What to do
Quote, without change, all of the lines that follow.

Collected data:
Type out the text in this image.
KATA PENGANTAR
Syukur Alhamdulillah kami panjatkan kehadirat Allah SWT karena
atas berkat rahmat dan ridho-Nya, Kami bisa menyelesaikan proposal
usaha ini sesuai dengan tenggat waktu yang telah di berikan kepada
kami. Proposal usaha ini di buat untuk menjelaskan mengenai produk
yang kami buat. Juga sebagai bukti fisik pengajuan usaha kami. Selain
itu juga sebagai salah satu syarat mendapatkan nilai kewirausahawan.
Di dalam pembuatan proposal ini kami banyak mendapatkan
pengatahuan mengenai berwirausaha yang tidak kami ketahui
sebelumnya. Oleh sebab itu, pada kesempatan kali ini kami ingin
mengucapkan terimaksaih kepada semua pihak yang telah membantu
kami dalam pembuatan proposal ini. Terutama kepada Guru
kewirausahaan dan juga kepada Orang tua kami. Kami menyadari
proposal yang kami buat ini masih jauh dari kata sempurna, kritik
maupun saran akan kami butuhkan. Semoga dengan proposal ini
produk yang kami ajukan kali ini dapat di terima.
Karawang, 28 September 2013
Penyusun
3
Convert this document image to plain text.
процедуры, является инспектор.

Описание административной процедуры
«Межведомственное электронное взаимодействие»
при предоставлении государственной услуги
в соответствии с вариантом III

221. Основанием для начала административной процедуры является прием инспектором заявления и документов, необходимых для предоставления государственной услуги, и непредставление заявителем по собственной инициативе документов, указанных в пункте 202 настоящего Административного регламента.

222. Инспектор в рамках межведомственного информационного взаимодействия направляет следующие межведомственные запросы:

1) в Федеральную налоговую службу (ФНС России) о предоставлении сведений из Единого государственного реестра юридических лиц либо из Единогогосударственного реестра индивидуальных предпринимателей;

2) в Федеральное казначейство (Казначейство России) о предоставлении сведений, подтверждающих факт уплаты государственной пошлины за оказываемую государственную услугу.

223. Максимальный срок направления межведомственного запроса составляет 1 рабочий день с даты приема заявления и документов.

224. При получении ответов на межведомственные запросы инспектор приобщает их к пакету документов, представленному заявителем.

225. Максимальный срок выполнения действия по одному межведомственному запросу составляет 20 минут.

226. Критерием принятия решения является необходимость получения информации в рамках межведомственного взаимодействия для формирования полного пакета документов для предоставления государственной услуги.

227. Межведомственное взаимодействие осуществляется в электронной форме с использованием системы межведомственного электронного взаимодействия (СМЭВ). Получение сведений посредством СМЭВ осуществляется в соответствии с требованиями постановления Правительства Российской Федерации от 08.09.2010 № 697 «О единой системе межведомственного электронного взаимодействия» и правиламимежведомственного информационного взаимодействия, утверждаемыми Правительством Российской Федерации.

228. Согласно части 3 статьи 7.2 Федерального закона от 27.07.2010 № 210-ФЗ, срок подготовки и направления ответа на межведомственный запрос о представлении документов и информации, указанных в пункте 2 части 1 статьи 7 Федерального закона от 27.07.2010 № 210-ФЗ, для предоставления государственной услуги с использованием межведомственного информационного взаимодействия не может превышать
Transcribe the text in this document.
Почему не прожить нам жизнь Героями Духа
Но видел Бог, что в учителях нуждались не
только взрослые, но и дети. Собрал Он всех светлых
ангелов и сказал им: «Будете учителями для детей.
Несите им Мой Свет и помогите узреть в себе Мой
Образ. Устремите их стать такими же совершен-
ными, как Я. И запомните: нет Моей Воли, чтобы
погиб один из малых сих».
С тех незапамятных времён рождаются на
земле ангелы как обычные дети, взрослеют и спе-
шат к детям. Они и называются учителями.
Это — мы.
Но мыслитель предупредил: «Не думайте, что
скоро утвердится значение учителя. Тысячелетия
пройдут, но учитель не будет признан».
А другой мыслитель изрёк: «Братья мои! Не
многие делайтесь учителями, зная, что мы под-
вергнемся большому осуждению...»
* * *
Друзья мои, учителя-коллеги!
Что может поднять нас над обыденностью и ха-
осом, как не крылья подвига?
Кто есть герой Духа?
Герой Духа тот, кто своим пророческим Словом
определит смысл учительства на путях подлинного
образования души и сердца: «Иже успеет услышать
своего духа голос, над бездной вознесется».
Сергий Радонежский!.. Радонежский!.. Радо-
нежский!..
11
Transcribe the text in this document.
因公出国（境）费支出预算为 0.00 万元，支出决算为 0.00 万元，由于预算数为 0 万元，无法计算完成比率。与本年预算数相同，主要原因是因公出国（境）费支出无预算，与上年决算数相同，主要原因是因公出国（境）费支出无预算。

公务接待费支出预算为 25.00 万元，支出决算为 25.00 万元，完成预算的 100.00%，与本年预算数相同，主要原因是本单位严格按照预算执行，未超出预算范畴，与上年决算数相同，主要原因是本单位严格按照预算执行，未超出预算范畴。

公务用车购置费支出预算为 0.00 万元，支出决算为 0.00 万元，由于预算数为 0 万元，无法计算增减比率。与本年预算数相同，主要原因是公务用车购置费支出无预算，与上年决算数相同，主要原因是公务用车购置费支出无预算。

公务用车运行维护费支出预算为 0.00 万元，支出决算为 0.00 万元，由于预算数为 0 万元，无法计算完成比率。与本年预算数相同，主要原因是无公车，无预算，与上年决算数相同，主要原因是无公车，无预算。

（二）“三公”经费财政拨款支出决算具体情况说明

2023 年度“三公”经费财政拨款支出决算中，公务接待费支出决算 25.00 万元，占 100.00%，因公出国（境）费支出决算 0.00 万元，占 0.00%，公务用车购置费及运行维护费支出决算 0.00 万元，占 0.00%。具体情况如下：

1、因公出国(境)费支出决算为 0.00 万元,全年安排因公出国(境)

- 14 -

Complete answer
Type out the text in this image.
KATA PENGANTAR
Syukur Alhamdulillah kami panjatkan kehadirat Allah SWT karena
atas berkat rahmat dan ridho-Nya, Kami bisa menyelesaikan proposal
usaha ini sesuai dengan tenggat waktu yang telah di berikan kepada
kami. Proposal usaha ini di buat untuk menjelaskan mengenai produk
yang kami buat. Juga sebagai bukti fisik pengajuan usaha kami. Selain
itu juga sebagai salah satu syarat mendapatkan nilai kewirausahawan.
Di dalam pembuatan proposal ini kami banyak mendapatkan
pengatahuan mengenai berwirausaha yang tidak kami ketahui
sebelumnya. Oleh sebab itu, pada kesempatan kali ini kami ingin
mengucapkan terimaksaih kepada semua pihak yang telah membantu
kami dalam pembuatan proposal ini. Terutama kepada Guru
kewirausahaan dan juga kepada Orang tua kami. Kami menyadari
proposal yang kami buat ini masih jauh dari kata sempurna, kritik
maupun saran akan kami butuhkan. Semoga dengan proposal ini
produk yang kami ajukan kali ini dapat di terima.
Karawang, 28 September 2013
Penyusun
3
Convert this document image to plain text.
процедуры, является инспектор.

Описание административной процедуры
«Межведомственное электронное взаимодействие»
при предоставлении государственной услуги
в соответствии с вариантом III

221. Основанием для начала административной процедуры является прием инспектором заявления и документов, необходимых для предоставления государственной услуги, и непредставление заявителем по собственной инициативе документов, указанных в пункте 202 настоящего Административного регламента.

222. Инспектор в рамках межведомственного информационного взаимодействия направляет следующие межведомственные запросы:

1) в Федеральную налоговую службу (ФНС России) о предоставлении сведений из Единого государственного реестра юридических лиц либо из Единогогосударственного реестра индивидуальных предпринимателей;

2) в Федеральное казначейство (Казначейство России) о предоставлении сведений, подтверждающих факт уплаты государственной пошлины за оказываемую государственную услугу.

223. Максимальный срок направления межведомственного запроса составляет 1 рабочий день с даты приема заявления и документов.

224. При получении ответов на межведомственные запросы инспектор приобщает их к пакету документов, представленному заявителем.

225. Максимальный срок выполнения действия по одному межведомственному запросу составляет 20 минут.

226. Критерием принятия решения является необходимость получения информации в рамках межведомственного взаимодействия для формирования полного пакета документов для предоставления государственной услуги.

227. Межведомственное взаимодействие осуществляется в электронной форме с использованием системы межведомственного электронного взаимодействия (СМЭВ). Получение сведений посредством СМЭВ осуществляется в соответствии с требованиями постановления Правительства Российской Федерации от 08.09.2010 № 697 «О единой системе межведомственного электронного взаимодействия» и правиламимежведомственного информационного взаимодействия, утверждаемыми Правительством Российской Федерации.

228. Согласно части 3 статьи 7.2 Федерального закона от 27.07.2010 № 210-ФЗ, срок подготовки и направления ответа на межведомственный запрос о представлении документов и информации, указанных в пункте 2 части 1 статьи 7 Федерального закона от 27.07.2010 № 210-ФЗ, для предоставления государственной услуги с использованием межведомственного информационного взаимодействия не может превышать
Transcribe the text in this document.
Почему не прожить нам жизнь Героями Духа
Но видел Бог, что в учителях нуждались не
только взрослые, но и дети. Собрал Он всех светлых
ангелов и сказал им: «Будете учителями для детей.
Несите им Мой Свет и помогите узреть в себе Мой
Образ. Устремите их стать такими же совершен-
ными, как Я. И запомните: нет Моей Воли, чтобы
погиб один из малых сих».
С тех незапамятных времён рождаются на
земле ангелы как обычные дети, взрослеют и спе-
шат к детям. Они и называются учителями.
Это — мы.
Но мыслитель предупредил: «Не думайте, что
скоро утвердится значение учителя. Тысячелетия
пройдут, но учитель не будет признан».
А другой мыслитель изрёк: «Братья мои! Не
многие делайтесь учителями, зная, что мы под-
вергнемся большому осуждению...»
* * *
Друзья мои, учителя-коллеги!
Что может поднять нас над обыденностью и ха-
осом, как не крылья подвига?
Кто есть герой Духа?
Герой Духа тот, кто своим пророческим Словом
определит смысл учительства на путях подлинного
образования души и сердца: «Иже успеет услышать
своего духа голос, над бездной вознесется».
Сергий Радонежский!.. Радонежский!.. Радо-
нежский!..
11
Transcribe the text in this document.
因公出国（境）费支出预算为 0.00 万元，支出决算为 0.00 万元，由于预算数为 0 万元，无法计算完成比率。与本年预算数相同，主要原因是因公出国（境）费支出无预算，与上年决算数相同，主要原因是因公出国（境）费支出无预算。

公务接待费支出预算为 25.00 万元，支出决算为 25.00 万元，完成预算的 100.00%，与本年预算数相同，主要原因是本单位严格按照预算执行，未超出预算范畴，与上年决算数相同，主要原因是本单位严格按照预算执行，未超出预算范畴。

公务用车购置费支出预算为 0.00 万元，支出决算为 0.00 万元，由于预算数为 0 万元，无法计算增减比率。与本年预算数相同，主要原因是公务用车购置费支出无预算，与上年决算数相同，主要原因是公务用车购置费支出无预算。

公务用车运行维护费支出预算为 0.00 万元，支出决算为 0.00 万元，由于预算数为 0 万元，无法计算完成比率。与本年预算数相同，主要原因是无公车，无预算，与上年决算数相同，主要原因是无公车，无预算。

（二）“三公”经费财政拨款支出决算具体情况说明

2023 年度“三公”经费财政拨款支出决算中，公务接待费支出决算 25.00 万元，占 100.00%，因公出国（境）费支出决算 0.00 万元，占 0.00%，公务用车购置费及运行维护费支出决算 0.00 万元，占 0.00%。具体情况如下：

1、因公出国(境)费支出决算为 0.00 万元,全年安排因公出国(境)

- 14 -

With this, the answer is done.